### Stated problem
In the entries that follow, locate the line with "Output the text content of this document.", then restate that line and all later lines exactly as they appear, leaving pictures out.

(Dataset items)
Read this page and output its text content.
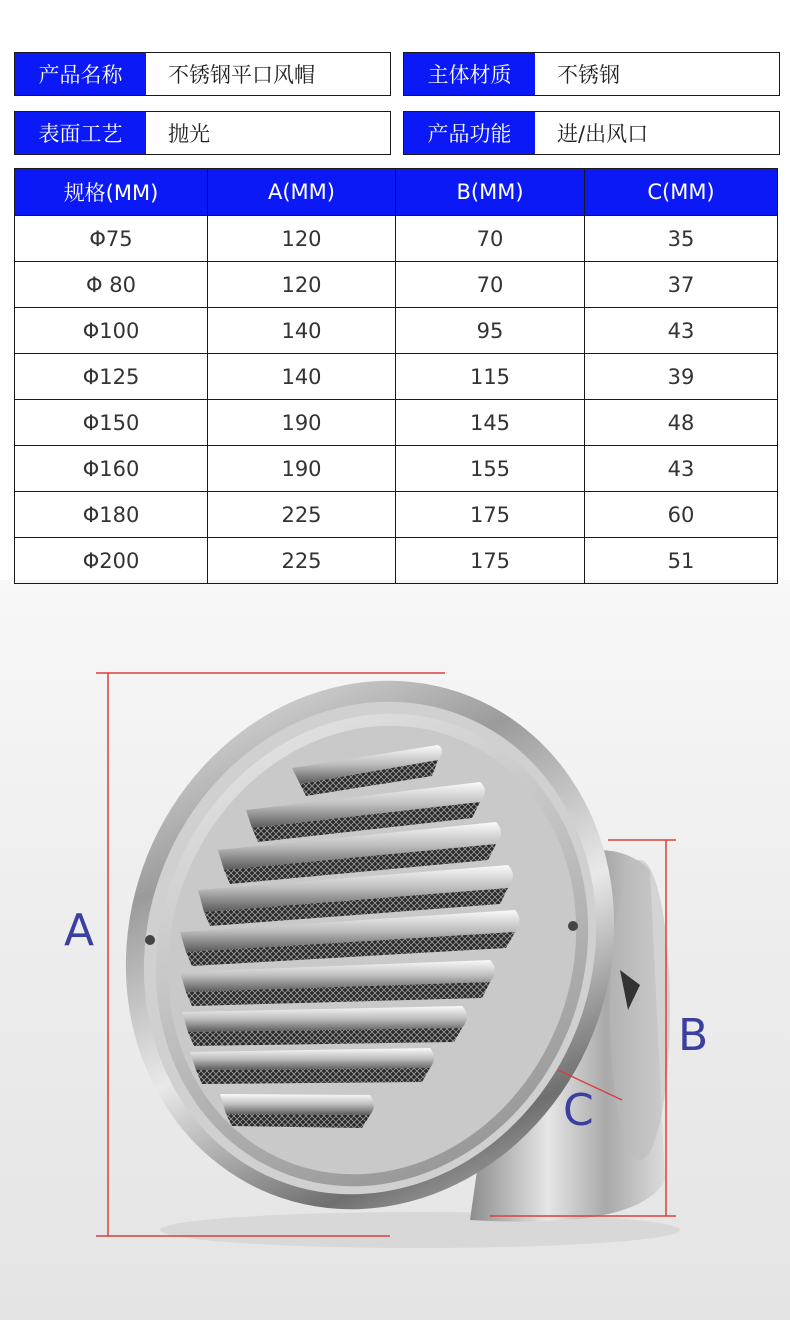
产品名称	不锈钢平口风帽	主体材质	不锈钢
表面工艺	抛光	产品功能	进/出风口
规格(MM)	A(MM)	B(MM)	C(MM)
Φ75	120	70	35
Φ 80	120	70	37
Φ100	140	95	43
Φ125	140	115	39
Φ150	190	145	48
Φ160	190	155	43
Φ180	225	175	60
Φ200	225	175	51
A
B
C
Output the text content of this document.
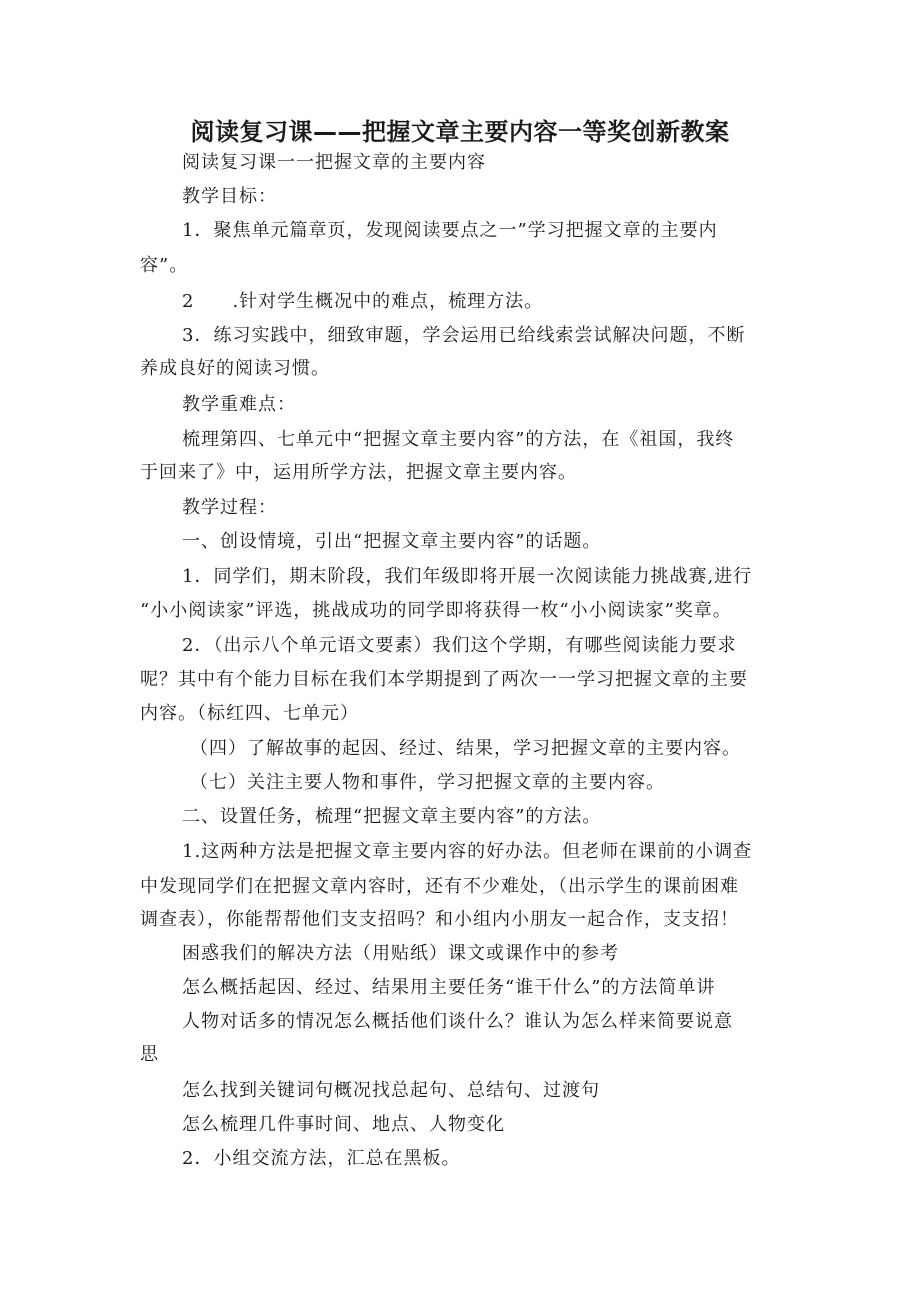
阅读复习课——把握文章主要内容一等奖创新教案
阅读复习课一一把握文章的主要内容
教学目标：
1．聚焦单元篇章页，发现阅读要点之一”学习把握文章的主要内
容”。
2　　.针对学生概况中的难点，梳理方法。
3．练习实践中，细致审题，学会运用已给线索尝试解决问题，不断
养成良好的阅读习惯。
教学重难点：
梳理第四、七单元中“把握文章主要内容”的方法，在《祖国，我终
于回来了》中，运用所学方法，把握文章主要内容。
教学过程：
一、创设情境，引出“把握文章主要内容”的话题。
1．同学们，期末阶段，我们年级即将开展一次阅读能力挑战赛,进行
“小小阅读家”评选，挑战成功的同学即将获得一枚“小小阅读家”奖章。
2．（出示八个单元语文要素）我们这个学期，有哪些阅读能力要求
呢？其中有个能力目标在我们本学期提到了两次一一学习把握文章的主要
内容。（标红四、七单元）
（四）了解故事的起因、经过、结果，学习把握文章的主要内容。
（七）关注主要人物和事件，学习把握文章的主要内容。
二、设置任务，梳理“把握文章主要内容”的方法。
1.这两种方法是把握文章主要内容的好办法。但老师在课前的小调查
中发现同学们在把握文章内容时，还有不少难处，（出示学生的课前困难
调查表），你能帮帮他们支支招吗？和小组内小朋友一起合作，支支招！
困惑我们的解决方法（用贴纸）课文或课作中的参考
怎么概括起因、经过、结果用主要任务“谁干什么”的方法简单讲
人物对话多的情况怎么概括他们谈什么？谁认为怎么样来简要说意
思
怎么找到关键词句概况找总起句、总结句、过渡句
怎么梳理几件事时间、地点、人物变化
2．小组交流方法，汇总在黑板。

### Result of this task
Output the text content of this document.
阅读复习课——把握文章主要内容一等奖创新教案
阅读复习课一一把握文章的主要内容
教学目标：
1．聚焦单元篇章页，发现阅读要点之一”学习把握文章的主要内
容”。
2　　.针对学生概况中的难点，梳理方法。
3．练习实践中，细致审题，学会运用已给线索尝试解决问题，不断
养成良好的阅读习惯。
教学重难点：
梳理第四、七单元中“把握文章主要内容”的方法，在《祖国，我终
于回来了》中，运用所学方法，把握文章主要内容。
教学过程：
一、创设情境，引出“把握文章主要内容”的话题。
1．同学们，期末阶段，我们年级即将开展一次阅读能力挑战赛,进行
“小小阅读家”评选，挑战成功的同学即将获得一枚“小小阅读家”奖章。
2．（出示八个单元语文要素）我们这个学期，有哪些阅读能力要求
呢？其中有个能力目标在我们本学期提到了两次一一学习把握文章的主要
内容。（标红四、七单元）
（四）了解故事的起因、经过、结果，学习把握文章的主要内容。
（七）关注主要人物和事件，学习把握文章的主要内容。
二、设置任务，梳理“把握文章主要内容”的方法。
1.这两种方法是把握文章主要内容的好办法。但老师在课前的小调查
中发现同学们在把握文章内容时，还有不少难处，（出示学生的课前困难
调查表），你能帮帮他们支支招吗？和小组内小朋友一起合作，支支招！
困惑我们的解决方法（用贴纸）课文或课作中的参考
怎么概括起因、经过、结果用主要任务“谁干什么”的方法简单讲
人物对话多的情况怎么概括他们谈什么？谁认为怎么样来简要说意
思
怎么找到关键词句概况找总起句、总结句、过渡句
怎么梳理几件事时间、地点、人物变化
2．小组交流方法，汇总在黑板。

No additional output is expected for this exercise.